DATA ENTRIES:

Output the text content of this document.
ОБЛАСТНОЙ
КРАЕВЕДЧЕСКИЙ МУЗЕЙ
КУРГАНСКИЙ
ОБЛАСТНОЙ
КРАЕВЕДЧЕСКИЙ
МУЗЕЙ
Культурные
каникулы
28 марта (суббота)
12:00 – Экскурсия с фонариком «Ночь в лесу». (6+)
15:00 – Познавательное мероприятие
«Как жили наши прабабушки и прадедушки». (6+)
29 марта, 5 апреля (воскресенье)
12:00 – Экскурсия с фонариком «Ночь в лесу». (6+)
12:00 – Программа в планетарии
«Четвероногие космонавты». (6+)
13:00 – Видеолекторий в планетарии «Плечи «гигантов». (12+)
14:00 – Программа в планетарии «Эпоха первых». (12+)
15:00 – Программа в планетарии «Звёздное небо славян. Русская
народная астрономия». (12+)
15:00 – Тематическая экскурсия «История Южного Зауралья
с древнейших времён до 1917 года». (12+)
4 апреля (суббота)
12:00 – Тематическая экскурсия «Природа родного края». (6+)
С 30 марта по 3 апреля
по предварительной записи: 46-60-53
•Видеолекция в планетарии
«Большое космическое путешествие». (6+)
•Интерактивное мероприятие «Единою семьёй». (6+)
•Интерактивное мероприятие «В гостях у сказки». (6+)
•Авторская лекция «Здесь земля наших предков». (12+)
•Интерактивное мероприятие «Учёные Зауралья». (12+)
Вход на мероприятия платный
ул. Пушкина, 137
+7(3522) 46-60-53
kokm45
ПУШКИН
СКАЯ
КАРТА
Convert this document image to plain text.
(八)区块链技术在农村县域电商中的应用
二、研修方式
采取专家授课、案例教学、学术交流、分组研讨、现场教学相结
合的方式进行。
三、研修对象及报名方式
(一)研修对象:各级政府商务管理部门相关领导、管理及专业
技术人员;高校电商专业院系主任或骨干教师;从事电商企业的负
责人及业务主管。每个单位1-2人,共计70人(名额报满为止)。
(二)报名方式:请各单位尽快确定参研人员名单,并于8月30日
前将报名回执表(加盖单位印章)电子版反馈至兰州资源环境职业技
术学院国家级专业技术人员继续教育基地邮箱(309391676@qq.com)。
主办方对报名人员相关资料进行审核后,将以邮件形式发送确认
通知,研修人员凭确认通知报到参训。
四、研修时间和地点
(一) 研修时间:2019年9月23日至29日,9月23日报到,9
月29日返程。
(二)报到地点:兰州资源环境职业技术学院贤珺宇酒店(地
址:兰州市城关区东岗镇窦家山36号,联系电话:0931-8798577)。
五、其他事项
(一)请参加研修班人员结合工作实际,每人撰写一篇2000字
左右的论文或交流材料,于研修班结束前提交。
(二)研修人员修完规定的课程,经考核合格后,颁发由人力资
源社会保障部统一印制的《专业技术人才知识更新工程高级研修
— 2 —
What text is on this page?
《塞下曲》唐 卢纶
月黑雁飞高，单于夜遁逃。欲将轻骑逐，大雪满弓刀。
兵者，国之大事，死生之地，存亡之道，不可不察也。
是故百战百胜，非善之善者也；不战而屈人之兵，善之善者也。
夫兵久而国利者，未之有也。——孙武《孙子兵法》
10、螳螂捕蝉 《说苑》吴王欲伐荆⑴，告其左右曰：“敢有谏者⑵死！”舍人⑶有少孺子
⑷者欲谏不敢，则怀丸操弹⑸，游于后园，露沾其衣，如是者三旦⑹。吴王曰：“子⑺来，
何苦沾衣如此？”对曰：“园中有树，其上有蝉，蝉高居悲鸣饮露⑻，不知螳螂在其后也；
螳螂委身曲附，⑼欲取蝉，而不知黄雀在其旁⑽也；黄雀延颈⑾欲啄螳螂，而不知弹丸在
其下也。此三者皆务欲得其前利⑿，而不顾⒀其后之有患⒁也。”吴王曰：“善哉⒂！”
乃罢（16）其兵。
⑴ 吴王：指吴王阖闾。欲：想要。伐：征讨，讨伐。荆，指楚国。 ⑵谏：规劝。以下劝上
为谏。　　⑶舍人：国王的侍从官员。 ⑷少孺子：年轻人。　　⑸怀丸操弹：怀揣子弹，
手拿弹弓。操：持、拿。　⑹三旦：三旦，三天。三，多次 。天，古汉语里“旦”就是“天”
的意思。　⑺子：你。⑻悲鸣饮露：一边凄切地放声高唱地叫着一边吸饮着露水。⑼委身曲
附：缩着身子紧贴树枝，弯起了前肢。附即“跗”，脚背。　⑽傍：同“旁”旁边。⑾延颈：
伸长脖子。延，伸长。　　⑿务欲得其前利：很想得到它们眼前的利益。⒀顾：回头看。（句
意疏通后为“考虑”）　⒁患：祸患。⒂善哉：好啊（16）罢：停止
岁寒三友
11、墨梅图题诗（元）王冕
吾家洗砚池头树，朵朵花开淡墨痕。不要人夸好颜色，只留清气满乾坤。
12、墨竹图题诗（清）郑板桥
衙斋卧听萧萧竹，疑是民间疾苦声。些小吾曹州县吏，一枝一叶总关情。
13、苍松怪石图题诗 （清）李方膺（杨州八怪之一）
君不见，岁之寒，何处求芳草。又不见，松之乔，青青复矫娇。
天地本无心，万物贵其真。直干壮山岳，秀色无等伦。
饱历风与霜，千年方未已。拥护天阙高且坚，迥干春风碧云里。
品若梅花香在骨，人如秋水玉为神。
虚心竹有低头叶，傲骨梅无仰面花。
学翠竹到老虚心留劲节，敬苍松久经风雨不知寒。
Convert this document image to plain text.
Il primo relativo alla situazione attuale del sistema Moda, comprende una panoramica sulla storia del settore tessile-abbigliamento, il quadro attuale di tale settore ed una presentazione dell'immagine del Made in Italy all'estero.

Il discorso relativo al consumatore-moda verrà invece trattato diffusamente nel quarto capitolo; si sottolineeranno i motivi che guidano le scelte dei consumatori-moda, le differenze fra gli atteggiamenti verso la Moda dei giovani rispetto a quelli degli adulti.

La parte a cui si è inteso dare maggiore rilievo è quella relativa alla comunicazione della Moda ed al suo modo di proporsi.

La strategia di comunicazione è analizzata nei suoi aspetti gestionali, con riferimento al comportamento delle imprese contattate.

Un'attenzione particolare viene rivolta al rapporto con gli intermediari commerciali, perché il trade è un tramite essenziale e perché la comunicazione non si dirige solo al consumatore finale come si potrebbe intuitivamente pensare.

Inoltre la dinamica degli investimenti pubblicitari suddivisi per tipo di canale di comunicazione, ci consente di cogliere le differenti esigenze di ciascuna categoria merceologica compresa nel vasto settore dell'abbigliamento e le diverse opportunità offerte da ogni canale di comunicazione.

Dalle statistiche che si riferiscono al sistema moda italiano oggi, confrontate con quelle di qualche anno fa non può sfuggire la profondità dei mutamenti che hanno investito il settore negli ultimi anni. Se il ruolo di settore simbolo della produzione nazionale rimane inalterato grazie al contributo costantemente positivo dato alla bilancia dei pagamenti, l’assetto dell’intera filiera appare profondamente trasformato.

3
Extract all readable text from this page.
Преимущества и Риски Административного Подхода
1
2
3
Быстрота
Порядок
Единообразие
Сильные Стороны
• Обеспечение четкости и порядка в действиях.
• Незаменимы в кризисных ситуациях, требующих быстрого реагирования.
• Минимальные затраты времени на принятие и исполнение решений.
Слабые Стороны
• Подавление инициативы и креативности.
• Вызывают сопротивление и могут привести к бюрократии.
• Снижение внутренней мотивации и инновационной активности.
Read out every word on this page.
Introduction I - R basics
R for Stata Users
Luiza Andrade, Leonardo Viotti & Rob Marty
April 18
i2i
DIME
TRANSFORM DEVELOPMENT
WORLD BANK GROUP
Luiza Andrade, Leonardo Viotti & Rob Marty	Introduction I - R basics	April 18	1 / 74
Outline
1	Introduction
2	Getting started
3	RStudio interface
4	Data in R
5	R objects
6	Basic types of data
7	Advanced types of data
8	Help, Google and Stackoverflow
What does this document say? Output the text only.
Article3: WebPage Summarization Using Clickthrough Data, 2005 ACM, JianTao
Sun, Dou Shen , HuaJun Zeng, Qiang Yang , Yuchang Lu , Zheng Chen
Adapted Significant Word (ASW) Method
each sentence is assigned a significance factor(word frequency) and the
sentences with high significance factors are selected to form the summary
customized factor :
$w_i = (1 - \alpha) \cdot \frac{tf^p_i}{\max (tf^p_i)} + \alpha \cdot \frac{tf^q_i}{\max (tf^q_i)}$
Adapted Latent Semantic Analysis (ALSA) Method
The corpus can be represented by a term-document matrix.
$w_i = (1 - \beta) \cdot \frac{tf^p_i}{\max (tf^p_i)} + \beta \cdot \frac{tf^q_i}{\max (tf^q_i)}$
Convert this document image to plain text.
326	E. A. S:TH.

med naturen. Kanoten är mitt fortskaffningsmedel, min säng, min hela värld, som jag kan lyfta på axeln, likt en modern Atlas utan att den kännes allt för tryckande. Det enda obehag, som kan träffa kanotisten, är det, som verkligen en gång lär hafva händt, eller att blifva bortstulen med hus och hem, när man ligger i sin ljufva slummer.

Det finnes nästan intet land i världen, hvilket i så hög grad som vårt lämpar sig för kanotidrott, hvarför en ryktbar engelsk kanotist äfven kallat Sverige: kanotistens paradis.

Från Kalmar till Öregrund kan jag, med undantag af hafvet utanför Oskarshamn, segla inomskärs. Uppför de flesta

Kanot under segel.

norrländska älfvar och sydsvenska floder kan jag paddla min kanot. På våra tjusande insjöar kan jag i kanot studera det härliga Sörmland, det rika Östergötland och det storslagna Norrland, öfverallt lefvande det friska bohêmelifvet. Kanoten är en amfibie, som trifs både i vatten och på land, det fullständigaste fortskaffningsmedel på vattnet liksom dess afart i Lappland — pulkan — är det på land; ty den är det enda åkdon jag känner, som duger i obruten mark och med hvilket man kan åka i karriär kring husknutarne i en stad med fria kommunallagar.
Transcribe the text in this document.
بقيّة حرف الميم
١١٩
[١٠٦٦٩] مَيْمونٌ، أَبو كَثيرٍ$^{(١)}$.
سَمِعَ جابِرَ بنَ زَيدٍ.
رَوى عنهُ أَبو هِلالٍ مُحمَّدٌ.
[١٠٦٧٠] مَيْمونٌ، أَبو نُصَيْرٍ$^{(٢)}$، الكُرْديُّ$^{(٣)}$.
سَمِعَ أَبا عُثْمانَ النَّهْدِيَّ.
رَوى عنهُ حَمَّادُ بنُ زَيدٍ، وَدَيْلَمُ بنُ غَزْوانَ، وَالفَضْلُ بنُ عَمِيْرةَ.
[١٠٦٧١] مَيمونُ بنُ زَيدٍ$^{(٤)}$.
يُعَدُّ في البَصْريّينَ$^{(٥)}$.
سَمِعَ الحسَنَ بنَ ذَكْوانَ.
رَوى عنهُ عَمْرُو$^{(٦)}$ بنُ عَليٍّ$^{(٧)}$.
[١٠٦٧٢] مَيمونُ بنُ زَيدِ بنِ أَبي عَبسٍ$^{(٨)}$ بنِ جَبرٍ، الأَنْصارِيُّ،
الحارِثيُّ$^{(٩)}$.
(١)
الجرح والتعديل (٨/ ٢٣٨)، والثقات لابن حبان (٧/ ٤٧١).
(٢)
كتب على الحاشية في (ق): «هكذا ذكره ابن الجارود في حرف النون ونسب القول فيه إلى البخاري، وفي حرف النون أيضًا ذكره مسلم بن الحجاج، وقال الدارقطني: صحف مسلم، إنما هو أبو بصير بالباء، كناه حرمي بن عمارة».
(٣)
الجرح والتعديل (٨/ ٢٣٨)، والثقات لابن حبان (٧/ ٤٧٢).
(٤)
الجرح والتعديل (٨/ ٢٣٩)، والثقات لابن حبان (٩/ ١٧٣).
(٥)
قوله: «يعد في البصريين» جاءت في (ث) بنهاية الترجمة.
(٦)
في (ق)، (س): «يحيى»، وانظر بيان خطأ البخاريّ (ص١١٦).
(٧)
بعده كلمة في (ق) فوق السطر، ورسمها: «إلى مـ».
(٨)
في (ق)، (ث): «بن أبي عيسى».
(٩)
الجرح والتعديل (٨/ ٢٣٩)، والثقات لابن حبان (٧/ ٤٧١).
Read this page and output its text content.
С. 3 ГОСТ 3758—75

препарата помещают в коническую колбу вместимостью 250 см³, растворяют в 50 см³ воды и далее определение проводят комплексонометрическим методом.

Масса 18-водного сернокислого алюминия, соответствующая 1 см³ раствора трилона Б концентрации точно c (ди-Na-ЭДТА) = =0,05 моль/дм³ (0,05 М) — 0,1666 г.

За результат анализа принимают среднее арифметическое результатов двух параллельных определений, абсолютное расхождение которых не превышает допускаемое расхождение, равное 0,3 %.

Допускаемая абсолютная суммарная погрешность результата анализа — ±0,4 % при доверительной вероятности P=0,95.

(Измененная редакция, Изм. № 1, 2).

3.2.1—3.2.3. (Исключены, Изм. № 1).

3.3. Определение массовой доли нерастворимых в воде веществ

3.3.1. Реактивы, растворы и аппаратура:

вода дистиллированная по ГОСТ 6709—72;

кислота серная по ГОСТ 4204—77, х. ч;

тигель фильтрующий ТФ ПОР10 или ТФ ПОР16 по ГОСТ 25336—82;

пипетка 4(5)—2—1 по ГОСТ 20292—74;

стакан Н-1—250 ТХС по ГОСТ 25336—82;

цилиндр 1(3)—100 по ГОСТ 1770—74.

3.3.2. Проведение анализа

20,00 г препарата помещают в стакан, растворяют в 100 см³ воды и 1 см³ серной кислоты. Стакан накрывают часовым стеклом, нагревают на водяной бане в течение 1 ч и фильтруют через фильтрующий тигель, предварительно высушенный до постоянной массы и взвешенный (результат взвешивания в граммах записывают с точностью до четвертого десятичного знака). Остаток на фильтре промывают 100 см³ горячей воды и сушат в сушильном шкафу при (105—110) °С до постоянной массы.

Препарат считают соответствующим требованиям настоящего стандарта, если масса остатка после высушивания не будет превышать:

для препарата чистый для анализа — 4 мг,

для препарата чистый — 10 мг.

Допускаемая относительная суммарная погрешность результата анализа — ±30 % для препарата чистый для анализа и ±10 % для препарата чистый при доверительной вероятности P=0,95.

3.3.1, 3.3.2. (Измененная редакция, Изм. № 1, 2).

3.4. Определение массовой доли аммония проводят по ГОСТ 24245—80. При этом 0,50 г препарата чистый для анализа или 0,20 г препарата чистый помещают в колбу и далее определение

TASK BRIEF:
Find every line of the data that holds the string "حبان", then say how many there are and nothing else.

SOLUTION FOR THIS EXERCISE:
4